Collected data entries:

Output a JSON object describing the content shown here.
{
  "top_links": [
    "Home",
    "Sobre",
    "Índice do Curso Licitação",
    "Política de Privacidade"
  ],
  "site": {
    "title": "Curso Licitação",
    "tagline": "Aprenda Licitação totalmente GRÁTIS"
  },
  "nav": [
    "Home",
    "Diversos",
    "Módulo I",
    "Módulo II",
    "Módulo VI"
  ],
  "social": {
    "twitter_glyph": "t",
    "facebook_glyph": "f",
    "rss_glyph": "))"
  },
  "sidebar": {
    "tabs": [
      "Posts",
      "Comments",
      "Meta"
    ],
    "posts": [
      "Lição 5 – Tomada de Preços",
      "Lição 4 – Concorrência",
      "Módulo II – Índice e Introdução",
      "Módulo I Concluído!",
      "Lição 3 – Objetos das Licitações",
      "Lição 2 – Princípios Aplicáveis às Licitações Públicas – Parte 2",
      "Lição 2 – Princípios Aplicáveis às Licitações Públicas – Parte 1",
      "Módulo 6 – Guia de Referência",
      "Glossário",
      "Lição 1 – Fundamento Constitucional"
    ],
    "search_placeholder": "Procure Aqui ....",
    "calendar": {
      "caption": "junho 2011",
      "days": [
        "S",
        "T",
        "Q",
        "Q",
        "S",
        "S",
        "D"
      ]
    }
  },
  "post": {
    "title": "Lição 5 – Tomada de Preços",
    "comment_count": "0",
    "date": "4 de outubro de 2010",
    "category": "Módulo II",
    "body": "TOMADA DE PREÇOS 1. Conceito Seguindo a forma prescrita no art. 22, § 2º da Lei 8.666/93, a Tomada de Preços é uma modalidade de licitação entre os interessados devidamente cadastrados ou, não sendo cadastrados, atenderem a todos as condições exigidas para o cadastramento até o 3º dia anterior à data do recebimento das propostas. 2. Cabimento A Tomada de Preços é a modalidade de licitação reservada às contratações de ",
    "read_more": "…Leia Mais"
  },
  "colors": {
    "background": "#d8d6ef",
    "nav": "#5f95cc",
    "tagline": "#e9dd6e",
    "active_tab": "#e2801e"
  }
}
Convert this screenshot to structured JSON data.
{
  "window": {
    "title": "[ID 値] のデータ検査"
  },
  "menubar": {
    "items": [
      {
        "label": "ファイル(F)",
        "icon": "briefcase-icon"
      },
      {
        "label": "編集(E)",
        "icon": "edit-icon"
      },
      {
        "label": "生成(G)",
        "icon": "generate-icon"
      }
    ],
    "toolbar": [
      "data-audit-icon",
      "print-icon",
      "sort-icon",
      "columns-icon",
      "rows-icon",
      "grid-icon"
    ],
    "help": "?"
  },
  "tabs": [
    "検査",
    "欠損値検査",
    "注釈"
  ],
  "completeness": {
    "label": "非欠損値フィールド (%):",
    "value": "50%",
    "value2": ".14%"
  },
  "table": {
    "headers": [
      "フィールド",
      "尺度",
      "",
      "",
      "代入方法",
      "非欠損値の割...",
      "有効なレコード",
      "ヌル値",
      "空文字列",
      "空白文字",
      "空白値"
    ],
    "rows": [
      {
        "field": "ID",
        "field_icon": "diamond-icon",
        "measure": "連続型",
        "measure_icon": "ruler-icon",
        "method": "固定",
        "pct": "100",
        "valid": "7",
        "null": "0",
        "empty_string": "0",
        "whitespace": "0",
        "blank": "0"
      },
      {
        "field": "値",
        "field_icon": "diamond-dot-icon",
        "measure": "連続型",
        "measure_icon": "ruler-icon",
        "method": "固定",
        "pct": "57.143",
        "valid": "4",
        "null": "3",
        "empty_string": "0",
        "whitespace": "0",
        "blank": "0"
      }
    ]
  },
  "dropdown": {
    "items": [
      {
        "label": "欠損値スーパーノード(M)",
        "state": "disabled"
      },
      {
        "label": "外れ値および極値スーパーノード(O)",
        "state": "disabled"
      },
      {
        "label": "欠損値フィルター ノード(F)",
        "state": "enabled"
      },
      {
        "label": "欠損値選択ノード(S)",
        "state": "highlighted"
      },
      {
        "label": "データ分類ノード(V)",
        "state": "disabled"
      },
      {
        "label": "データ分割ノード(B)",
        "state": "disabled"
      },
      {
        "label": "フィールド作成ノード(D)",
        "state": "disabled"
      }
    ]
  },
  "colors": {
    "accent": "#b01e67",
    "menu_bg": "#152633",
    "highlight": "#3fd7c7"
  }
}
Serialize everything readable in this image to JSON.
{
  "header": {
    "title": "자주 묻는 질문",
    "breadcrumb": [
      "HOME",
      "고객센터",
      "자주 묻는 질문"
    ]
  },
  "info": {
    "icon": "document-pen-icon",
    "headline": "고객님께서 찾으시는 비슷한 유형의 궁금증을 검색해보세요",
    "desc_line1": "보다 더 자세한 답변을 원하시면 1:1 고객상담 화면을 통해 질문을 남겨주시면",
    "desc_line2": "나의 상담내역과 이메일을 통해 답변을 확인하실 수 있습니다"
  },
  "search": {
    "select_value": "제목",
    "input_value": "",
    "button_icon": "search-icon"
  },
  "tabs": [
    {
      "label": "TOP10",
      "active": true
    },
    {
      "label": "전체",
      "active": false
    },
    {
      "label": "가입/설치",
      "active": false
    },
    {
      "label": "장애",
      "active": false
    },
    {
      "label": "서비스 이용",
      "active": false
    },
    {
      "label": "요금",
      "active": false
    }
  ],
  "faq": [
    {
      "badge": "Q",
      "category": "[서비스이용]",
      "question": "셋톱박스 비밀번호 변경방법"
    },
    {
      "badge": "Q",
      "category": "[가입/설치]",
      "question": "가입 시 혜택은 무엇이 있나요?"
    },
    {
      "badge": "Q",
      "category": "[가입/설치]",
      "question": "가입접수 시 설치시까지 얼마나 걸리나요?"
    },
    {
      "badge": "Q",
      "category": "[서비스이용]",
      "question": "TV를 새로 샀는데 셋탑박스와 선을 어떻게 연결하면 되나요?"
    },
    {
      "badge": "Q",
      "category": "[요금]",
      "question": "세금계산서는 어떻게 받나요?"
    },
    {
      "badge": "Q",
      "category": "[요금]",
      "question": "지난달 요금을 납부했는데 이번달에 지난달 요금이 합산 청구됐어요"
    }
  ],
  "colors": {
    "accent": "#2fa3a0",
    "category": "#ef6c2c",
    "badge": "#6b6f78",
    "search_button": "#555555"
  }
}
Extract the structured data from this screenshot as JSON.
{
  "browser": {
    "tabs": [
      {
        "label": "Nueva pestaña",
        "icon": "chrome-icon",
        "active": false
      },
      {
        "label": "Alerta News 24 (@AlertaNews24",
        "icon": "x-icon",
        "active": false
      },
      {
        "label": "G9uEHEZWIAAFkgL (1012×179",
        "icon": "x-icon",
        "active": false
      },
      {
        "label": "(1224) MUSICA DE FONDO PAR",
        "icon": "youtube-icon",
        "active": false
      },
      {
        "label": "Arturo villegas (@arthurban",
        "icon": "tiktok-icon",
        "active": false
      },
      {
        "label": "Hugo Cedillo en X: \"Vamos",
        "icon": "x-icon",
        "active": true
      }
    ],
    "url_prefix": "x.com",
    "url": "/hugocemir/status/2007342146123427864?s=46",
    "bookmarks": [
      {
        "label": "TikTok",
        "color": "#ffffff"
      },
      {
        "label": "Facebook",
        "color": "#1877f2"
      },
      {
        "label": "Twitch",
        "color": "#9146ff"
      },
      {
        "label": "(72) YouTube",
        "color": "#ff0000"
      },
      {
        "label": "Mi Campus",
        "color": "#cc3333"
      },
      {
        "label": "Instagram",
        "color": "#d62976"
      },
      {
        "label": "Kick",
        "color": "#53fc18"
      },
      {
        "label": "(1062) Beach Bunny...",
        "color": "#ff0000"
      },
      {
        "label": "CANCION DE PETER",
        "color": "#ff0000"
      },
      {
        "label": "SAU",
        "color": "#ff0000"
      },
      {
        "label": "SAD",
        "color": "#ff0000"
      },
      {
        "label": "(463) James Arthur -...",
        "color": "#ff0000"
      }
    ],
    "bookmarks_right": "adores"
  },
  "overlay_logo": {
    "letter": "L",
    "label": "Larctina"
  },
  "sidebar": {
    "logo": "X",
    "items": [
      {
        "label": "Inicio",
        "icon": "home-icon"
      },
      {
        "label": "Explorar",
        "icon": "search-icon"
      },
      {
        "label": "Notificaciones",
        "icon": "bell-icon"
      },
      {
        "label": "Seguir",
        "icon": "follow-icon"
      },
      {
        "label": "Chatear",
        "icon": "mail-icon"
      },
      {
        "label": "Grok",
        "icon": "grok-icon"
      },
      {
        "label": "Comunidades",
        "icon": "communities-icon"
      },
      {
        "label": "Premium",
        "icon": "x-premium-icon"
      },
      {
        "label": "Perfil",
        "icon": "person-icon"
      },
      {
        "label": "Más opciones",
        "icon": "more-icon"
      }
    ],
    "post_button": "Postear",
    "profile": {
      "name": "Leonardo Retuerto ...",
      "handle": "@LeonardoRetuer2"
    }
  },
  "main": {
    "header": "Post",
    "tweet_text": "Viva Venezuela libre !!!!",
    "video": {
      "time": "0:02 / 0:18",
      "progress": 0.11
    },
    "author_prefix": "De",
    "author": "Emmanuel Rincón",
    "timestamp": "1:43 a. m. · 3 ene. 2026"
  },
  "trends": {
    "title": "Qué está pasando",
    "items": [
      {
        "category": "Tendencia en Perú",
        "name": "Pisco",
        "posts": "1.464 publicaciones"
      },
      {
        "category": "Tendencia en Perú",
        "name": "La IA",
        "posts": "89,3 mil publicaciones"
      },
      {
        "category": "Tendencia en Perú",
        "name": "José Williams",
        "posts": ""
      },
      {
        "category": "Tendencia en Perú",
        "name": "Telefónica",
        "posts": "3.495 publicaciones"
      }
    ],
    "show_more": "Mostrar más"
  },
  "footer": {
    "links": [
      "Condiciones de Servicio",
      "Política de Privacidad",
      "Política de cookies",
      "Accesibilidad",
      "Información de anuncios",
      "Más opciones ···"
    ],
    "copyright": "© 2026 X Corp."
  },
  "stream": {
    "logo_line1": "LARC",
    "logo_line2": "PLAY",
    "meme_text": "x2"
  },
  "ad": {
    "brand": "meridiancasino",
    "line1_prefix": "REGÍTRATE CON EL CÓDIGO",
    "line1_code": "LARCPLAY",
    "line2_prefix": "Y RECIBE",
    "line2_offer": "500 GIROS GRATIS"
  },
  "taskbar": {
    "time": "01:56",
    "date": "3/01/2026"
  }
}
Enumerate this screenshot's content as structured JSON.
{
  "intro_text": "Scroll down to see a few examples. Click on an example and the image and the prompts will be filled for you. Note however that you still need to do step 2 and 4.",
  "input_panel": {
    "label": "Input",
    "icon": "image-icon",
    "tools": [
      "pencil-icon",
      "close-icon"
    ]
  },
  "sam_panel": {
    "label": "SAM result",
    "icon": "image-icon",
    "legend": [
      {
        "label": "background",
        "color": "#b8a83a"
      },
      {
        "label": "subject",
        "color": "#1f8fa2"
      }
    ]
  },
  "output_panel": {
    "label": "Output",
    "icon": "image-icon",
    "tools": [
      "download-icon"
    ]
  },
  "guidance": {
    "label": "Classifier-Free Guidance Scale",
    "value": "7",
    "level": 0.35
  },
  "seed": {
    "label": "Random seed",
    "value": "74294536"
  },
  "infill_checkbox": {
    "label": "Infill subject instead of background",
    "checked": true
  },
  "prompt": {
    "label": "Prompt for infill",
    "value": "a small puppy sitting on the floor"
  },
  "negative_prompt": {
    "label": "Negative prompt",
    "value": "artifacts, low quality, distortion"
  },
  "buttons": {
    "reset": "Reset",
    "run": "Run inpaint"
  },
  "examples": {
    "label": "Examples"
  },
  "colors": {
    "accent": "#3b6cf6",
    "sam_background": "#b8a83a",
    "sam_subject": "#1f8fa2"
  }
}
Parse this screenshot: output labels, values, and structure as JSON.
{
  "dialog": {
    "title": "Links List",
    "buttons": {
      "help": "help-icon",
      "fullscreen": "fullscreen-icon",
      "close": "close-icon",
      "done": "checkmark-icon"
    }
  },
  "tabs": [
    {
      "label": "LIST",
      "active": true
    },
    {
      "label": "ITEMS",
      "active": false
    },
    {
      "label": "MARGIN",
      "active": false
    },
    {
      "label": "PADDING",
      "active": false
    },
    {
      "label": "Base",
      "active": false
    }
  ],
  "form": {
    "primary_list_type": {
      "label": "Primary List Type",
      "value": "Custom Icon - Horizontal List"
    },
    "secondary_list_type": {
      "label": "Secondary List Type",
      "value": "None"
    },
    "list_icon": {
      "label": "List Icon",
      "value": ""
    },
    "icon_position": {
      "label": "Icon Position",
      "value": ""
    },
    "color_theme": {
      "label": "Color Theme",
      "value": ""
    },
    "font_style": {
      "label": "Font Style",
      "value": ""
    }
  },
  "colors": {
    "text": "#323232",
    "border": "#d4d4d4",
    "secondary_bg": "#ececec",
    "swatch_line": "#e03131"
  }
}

WHAT IS EXPECTED — Look through the records and gather every line containing "date".

SOLVED EXERCISE —
    "date": "4 de outubro de 2010",
    "date": "3/01/2026"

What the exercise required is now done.